**TASK INSTRUCTIONS:** Copy, from the entries below, each line where the word "name" can be found.

**AVAILABLE RECORDS:**

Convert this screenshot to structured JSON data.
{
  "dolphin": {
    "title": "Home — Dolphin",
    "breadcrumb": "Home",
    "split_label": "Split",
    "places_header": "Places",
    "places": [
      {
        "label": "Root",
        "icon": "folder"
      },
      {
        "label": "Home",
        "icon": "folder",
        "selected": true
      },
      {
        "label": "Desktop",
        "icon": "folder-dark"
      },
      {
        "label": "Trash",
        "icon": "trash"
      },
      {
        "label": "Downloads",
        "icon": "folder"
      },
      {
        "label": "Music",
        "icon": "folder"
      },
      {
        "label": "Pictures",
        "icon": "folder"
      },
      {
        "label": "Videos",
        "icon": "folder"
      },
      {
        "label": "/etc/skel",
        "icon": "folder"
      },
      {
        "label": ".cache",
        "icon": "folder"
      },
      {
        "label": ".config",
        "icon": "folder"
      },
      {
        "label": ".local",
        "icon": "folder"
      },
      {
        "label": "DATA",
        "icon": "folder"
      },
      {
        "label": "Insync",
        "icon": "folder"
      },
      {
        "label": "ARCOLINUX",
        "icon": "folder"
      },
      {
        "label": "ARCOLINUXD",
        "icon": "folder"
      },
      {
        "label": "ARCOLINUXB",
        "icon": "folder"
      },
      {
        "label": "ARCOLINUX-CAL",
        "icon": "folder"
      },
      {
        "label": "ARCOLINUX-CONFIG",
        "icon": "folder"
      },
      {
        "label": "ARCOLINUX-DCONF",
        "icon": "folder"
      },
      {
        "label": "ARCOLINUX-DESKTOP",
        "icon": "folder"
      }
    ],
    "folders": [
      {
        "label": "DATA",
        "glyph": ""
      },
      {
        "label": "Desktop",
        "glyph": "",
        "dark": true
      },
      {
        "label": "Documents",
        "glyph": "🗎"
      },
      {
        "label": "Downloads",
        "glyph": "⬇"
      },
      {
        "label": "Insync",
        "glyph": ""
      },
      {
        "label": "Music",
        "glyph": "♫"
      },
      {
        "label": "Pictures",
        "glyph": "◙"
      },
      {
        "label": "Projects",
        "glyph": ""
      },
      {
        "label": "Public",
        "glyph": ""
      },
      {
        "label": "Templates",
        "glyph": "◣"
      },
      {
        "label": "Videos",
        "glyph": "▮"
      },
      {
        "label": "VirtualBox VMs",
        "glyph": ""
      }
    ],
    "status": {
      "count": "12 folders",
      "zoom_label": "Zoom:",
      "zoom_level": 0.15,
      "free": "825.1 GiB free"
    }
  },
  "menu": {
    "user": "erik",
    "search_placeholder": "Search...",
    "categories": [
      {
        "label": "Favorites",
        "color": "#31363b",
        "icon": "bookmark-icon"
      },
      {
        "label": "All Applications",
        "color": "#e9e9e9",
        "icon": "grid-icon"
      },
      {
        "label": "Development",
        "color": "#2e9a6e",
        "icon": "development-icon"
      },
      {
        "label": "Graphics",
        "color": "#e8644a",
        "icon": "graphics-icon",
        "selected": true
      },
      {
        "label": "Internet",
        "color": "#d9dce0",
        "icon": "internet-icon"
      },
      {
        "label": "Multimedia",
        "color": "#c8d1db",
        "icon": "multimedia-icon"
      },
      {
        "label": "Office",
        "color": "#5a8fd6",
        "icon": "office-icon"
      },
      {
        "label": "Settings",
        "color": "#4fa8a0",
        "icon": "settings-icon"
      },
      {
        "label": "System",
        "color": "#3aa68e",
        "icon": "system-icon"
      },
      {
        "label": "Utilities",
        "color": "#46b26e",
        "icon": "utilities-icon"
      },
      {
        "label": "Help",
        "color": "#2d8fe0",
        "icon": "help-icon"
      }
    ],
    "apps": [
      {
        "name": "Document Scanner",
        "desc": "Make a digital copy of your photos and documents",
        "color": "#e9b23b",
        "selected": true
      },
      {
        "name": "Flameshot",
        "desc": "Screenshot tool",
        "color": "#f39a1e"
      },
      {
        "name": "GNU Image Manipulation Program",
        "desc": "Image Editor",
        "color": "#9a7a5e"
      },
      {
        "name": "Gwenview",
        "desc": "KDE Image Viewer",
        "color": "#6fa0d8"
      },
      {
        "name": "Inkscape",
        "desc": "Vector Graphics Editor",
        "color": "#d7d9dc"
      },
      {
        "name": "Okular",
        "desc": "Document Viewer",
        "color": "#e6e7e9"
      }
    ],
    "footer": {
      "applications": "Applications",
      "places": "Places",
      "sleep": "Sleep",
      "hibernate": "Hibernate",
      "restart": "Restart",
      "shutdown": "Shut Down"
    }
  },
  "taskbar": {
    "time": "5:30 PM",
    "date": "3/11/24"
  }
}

**FINISHED EXERCISE:**
        "name": "Document Scanner",
        "name": "Flameshot",
        "name": "GNU Image Manipulation Program",
        "name": "Gwenview",
        "name": "Inkscape",
        "name": "Okular",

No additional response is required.